Task prompt:
Set down all of the data exactly as it appears.

Start of Raw records

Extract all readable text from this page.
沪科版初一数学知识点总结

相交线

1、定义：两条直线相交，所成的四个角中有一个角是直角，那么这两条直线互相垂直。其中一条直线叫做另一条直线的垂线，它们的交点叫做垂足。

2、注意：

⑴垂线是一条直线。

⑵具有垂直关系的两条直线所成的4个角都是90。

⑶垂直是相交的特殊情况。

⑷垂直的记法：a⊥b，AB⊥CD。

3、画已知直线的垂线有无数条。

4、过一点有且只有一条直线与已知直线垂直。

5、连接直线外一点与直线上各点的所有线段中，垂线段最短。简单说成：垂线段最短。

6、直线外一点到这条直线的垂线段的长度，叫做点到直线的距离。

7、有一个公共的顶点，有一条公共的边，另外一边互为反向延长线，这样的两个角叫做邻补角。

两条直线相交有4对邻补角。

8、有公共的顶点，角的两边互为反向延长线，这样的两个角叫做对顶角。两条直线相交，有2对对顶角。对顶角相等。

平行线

End of Raw records

Response to this exercise:
Extract all readable text from this page.
沪科版初一数学知识点总结

相交线

1、定义：两条直线相交，所成的四个角中有一个角是直角，那么这两条直线互相垂直。其中一条直线叫做另一条直线的垂线，它们的交点叫做垂足。

2、注意：

⑴垂线是一条直线。

⑵具有垂直关系的两条直线所成的4个角都是90。

⑶垂直是相交的特殊情况。

⑷垂直的记法：a⊥b，AB⊥CD。

3、画已知直线的垂线有无数条。

4、过一点有且只有一条直线与已知直线垂直。

5、连接直线外一点与直线上各点的所有线段中，垂线段最短。简单说成：垂线段最短。

6、直线外一点到这条直线的垂线段的长度，叫做点到直线的距离。

7、有一个公共的顶点，有一条公共的边，另外一边互为反向延长线，这样的两个角叫做邻补角。

两条直线相交有4对邻补角。

8、有公共的顶点，角的两边互为反向延长线，这样的两个角叫做对顶角。两条直线相交，有2对对顶角。对顶角相等。

平行线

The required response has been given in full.